[WRITTEN TASK]
Pull out every line with the word "Management".

[ROWS]
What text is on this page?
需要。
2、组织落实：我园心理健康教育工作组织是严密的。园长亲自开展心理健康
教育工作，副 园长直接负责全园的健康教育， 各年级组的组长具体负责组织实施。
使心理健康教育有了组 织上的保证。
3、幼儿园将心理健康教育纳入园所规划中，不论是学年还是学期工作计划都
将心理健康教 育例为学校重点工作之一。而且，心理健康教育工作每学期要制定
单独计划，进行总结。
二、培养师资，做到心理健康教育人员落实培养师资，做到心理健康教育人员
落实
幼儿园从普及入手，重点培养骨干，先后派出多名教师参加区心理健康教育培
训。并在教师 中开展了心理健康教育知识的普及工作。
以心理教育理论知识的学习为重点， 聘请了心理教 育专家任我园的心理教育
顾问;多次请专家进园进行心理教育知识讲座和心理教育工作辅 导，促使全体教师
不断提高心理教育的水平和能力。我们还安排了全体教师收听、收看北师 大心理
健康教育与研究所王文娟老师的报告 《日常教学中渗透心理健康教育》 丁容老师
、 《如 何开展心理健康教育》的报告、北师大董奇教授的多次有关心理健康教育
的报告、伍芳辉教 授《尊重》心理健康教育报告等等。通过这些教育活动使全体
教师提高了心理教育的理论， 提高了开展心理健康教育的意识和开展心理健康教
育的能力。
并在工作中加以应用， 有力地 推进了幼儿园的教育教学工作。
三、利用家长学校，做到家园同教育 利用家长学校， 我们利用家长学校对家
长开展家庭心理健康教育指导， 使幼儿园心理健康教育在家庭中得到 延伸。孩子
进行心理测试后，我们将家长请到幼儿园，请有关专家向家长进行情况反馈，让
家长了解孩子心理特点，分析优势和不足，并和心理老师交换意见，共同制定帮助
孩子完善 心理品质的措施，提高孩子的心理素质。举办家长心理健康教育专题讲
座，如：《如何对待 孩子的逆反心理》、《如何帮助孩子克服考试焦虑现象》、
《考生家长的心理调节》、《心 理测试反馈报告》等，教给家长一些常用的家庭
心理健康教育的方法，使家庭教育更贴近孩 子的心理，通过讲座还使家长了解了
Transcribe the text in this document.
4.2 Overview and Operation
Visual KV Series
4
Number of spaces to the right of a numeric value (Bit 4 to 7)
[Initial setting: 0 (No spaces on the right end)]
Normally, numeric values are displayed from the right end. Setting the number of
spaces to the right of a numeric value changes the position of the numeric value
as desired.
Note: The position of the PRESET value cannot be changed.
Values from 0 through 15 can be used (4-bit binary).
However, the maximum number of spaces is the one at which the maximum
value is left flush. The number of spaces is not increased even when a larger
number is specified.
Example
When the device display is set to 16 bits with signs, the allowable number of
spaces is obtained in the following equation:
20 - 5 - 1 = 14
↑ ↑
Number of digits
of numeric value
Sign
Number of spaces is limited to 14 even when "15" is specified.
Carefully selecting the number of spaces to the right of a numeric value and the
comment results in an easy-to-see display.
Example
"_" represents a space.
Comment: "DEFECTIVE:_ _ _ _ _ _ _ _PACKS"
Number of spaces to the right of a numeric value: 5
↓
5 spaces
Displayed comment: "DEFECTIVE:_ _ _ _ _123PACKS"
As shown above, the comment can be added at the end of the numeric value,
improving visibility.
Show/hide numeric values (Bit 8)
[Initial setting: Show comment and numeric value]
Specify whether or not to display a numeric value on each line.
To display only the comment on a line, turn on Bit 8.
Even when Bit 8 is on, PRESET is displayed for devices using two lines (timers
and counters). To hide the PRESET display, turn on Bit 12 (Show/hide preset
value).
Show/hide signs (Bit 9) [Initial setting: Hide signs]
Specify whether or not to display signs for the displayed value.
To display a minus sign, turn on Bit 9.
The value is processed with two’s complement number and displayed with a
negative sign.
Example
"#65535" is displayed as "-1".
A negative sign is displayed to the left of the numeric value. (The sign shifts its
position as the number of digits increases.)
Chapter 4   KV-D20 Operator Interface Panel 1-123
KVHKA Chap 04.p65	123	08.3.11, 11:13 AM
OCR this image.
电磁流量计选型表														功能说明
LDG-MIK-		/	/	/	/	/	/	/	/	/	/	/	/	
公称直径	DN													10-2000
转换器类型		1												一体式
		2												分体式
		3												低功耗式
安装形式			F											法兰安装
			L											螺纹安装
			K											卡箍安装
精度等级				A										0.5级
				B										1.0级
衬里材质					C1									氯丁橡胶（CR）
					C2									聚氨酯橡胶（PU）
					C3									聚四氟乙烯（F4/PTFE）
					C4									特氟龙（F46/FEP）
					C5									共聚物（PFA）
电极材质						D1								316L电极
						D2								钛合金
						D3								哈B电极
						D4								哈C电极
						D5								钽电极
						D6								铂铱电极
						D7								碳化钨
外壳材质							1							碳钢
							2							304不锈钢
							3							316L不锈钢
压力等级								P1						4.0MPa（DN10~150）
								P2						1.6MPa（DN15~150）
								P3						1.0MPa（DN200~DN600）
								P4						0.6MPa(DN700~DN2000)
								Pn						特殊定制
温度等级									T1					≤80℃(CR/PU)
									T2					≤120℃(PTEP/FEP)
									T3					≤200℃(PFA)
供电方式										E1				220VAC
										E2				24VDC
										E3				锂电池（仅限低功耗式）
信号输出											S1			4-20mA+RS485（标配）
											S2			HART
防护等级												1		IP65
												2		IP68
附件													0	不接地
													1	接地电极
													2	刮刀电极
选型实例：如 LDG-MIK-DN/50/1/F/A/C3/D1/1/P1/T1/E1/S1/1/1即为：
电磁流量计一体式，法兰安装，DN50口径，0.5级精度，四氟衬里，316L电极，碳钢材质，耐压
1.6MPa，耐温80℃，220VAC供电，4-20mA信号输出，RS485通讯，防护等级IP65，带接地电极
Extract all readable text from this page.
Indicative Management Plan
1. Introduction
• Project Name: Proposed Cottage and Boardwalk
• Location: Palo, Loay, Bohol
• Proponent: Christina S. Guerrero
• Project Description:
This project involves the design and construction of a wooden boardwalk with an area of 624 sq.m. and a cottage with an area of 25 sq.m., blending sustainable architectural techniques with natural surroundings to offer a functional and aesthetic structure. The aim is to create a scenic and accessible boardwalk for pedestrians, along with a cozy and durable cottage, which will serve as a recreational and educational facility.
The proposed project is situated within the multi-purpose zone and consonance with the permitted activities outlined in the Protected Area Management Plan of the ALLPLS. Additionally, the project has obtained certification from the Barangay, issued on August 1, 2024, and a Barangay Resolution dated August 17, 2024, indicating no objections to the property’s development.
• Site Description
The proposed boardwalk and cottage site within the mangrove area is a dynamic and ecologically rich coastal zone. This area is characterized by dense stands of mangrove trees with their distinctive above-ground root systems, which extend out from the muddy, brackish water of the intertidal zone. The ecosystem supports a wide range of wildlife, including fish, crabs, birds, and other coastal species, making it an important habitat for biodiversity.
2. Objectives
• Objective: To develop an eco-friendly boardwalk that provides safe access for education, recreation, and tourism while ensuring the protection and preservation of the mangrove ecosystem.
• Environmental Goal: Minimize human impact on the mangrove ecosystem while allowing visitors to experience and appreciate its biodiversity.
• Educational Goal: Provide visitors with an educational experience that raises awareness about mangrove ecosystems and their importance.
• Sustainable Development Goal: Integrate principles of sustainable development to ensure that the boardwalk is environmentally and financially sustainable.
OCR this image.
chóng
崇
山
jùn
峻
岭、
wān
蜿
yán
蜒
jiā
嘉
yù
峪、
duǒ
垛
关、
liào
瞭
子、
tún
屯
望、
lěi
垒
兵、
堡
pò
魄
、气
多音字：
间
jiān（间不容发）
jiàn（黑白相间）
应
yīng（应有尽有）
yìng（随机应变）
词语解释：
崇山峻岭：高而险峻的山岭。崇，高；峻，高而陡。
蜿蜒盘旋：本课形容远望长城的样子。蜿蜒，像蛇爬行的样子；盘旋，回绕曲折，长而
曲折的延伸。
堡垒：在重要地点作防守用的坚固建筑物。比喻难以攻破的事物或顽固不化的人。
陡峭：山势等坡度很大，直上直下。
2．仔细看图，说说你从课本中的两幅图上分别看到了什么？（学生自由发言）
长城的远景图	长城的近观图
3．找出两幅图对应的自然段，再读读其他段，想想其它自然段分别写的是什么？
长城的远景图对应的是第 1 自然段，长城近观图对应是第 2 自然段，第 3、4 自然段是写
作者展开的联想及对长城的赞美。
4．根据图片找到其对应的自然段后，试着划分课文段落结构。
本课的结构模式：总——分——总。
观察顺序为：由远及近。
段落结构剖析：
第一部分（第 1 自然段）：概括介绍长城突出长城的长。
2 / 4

[EXERCISE SOLUTION]
Indicative Management Plan
The proposed project is situated within the multi-purpose zone and consonance with the permitted activities outlined in the Protected Area Management Plan of the ALLPLS. Additionally, the project has obtained certification from the Barangay, issued on August 1, 2024, and a Barangay Resolution dated August 17, 2024, indicating no objections to the property’s development.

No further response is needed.